* **DATASET CONTENT**

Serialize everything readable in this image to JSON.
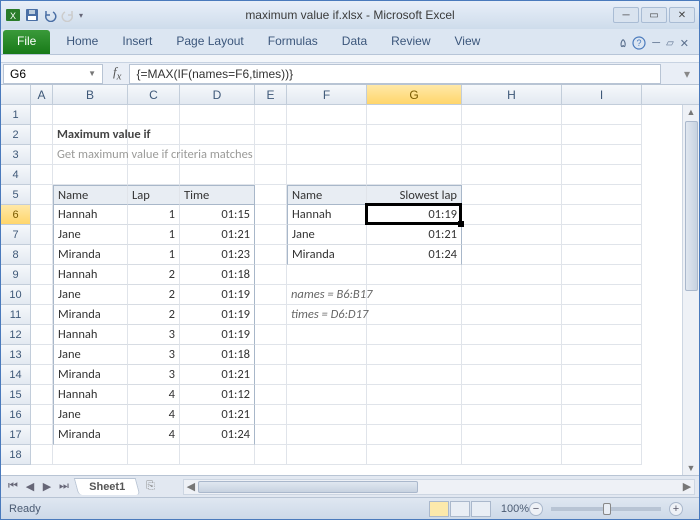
{
  "title": "maximum value if.xlsx  -  Microsoft Excel",
  "ribbon": {
    "file": "File",
    "tabs": [
      "Home",
      "Insert",
      "Page Layout",
      "Formulas",
      "Data",
      "Review",
      "View"
    ]
  },
  "namebox": "G6",
  "formula": "{=MAX(IF(names=F6,times))}",
  "columns": [
    "A",
    "B",
    "C",
    "D",
    "E",
    "F",
    "G",
    "H",
    "I"
  ],
  "selected": {
    "col": "G",
    "row": 6
  },
  "content": {
    "title": "Maximum value if",
    "subtitle": "Get maximum value if criteria matches",
    "table1": {
      "headers": [
        "Name",
        "Lap",
        "Time"
      ],
      "rows": [
        [
          "Hannah",
          "1",
          "01:15"
        ],
        [
          "Jane",
          "1",
          "01:21"
        ],
        [
          "Miranda",
          "1",
          "01:23"
        ],
        [
          "Hannah",
          "2",
          "01:18"
        ],
        [
          "Jane",
          "2",
          "01:19"
        ],
        [
          "Miranda",
          "2",
          "01:19"
        ],
        [
          "Hannah",
          "3",
          "01:19"
        ],
        [
          "Jane",
          "3",
          "01:18"
        ],
        [
          "Miranda",
          "3",
          "01:21"
        ],
        [
          "Hannah",
          "4",
          "01:12"
        ],
        [
          "Jane",
          "4",
          "01:21"
        ],
        [
          "Miranda",
          "4",
          "01:24"
        ]
      ]
    },
    "table2": {
      "headers": [
        "Name",
        "Slowest lap"
      ],
      "rows": [
        [
          "Hannah",
          "01:19"
        ],
        [
          "Jane",
          "01:21"
        ],
        [
          "Miranda",
          "01:24"
        ]
      ]
    },
    "notes": [
      "names = B6:B17",
      "times = D6:D17"
    ]
  },
  "sheet": "Sheet1",
  "status": "Ready",
  "zoom": "100%"
}
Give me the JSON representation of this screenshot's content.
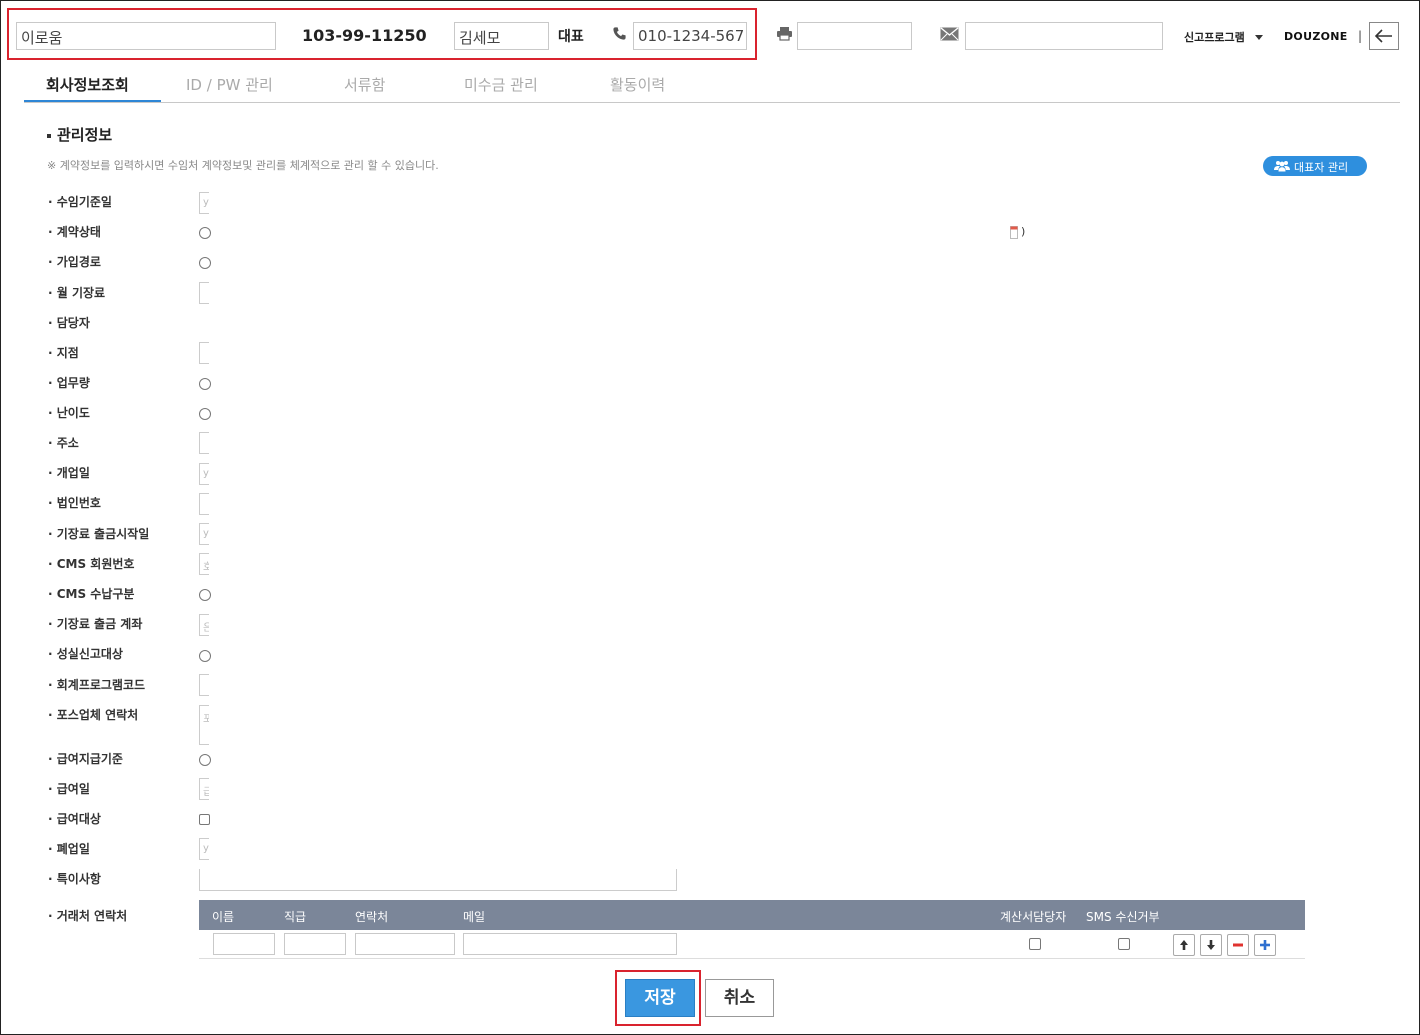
{
  "header": {
    "company_name": "이로움",
    "business_number": "103-99-11250",
    "representative_name": "김세모",
    "representative_label": "대표",
    "phone": "010-1234-567",
    "fax": "",
    "email": "",
    "menu_label": "신고프로그램",
    "brand": "DOUZONE",
    "divider": "|"
  },
  "tabs": [
    {
      "label": "회사정보조회",
      "active": true
    },
    {
      "label": "ID / PW 관리",
      "active": false
    },
    {
      "label": "서류함",
      "active": false
    },
    {
      "label": "미수금 관리",
      "active": false
    },
    {
      "label": "활동이력",
      "active": false
    }
  ],
  "section": {
    "title": "관리정보",
    "note": "※ 계약정보를 입력하시면 수임처 계약정보및 관리를 체계적으로 관리 할 수 있습니다.",
    "rep_button": "대표자 관리",
    "contract_close": ")"
  },
  "fields": [
    {
      "label": "· 수임기준일",
      "type": "text",
      "placeholder": "y"
    },
    {
      "label": "· 계약상태",
      "type": "radio"
    },
    {
      "label": "· 가입경로",
      "type": "radio"
    },
    {
      "label": "· 월 기장료",
      "type": "text",
      "placeholder": ""
    },
    {
      "label": "· 담당자",
      "type": "none"
    },
    {
      "label": "· 지점",
      "type": "text",
      "placeholder": ""
    },
    {
      "label": "· 업무량",
      "type": "radio"
    },
    {
      "label": "· 난이도",
      "type": "radio"
    },
    {
      "label": "· 주소",
      "type": "text",
      "placeholder": ""
    },
    {
      "label": "· 개업일",
      "type": "text",
      "placeholder": "y"
    },
    {
      "label": "· 법인번호",
      "type": "text",
      "placeholder": ""
    },
    {
      "label": "· 기장료 출금시작일",
      "type": "text",
      "placeholder": "y"
    },
    {
      "label": "· CMS 회원번호",
      "type": "text",
      "placeholder": "호"
    },
    {
      "label": "· CMS 수납구분",
      "type": "radio"
    },
    {
      "label": "· 기장료 출금 계좌",
      "type": "text",
      "placeholder": "은"
    },
    {
      "label": "· 성실신고대상",
      "type": "radio"
    },
    {
      "label": "· 회계프로그램코드",
      "type": "text",
      "placeholder": ""
    },
    {
      "label": "· 포스업체 연락처",
      "type": "text",
      "placeholder": "포"
    },
    {
      "label": "· 급여지급기준",
      "type": "radio"
    },
    {
      "label": "· 급여일",
      "type": "text",
      "placeholder": "급"
    },
    {
      "label": "· 급여대상",
      "type": "check"
    },
    {
      "label": "· 폐업일",
      "type": "text",
      "placeholder": "y"
    },
    {
      "label": "· 특이사항",
      "type": "textarea"
    }
  ],
  "contacts": {
    "label": "· 거래처 연락처",
    "columns": [
      "이름",
      "직급",
      "연락처",
      "메일",
      "계산서담당자",
      "SMS 수신거부"
    ]
  },
  "actions": {
    "save": "저장",
    "cancel": "취소"
  },
  "colors": {
    "accent": "#2e86d6",
    "highlight": "#d9232e",
    "table_header": "#7b8699"
  }
}
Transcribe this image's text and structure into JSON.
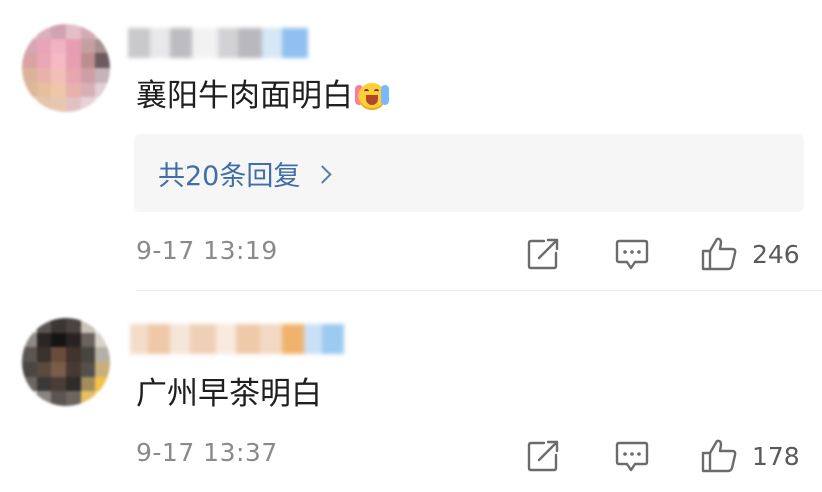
{
  "comments": [
    {
      "text": "襄阳牛肉面明白",
      "emoji": "cheering-face-emoji",
      "replies_label": "共20条回复",
      "timestamp": "9-17 13:19",
      "likes": "246"
    },
    {
      "text": "广州早茶明白",
      "timestamp": "9-17 13:37",
      "likes": "178"
    }
  ],
  "icons": {
    "share": "share-icon",
    "comment": "comment-icon",
    "like": "thumbs-up-icon",
    "chevron": "chevron-right-icon"
  },
  "colors": {
    "reply_link": "#3f6ea8",
    "meta_text": "#8a8a8a",
    "icon": "#6b6b6b",
    "reply_box_bg": "#f6f6f7"
  }
}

* **DIRECTION**
Return only the number of lines in the entries that contain the string "value".

* **TASK ANSWER**
3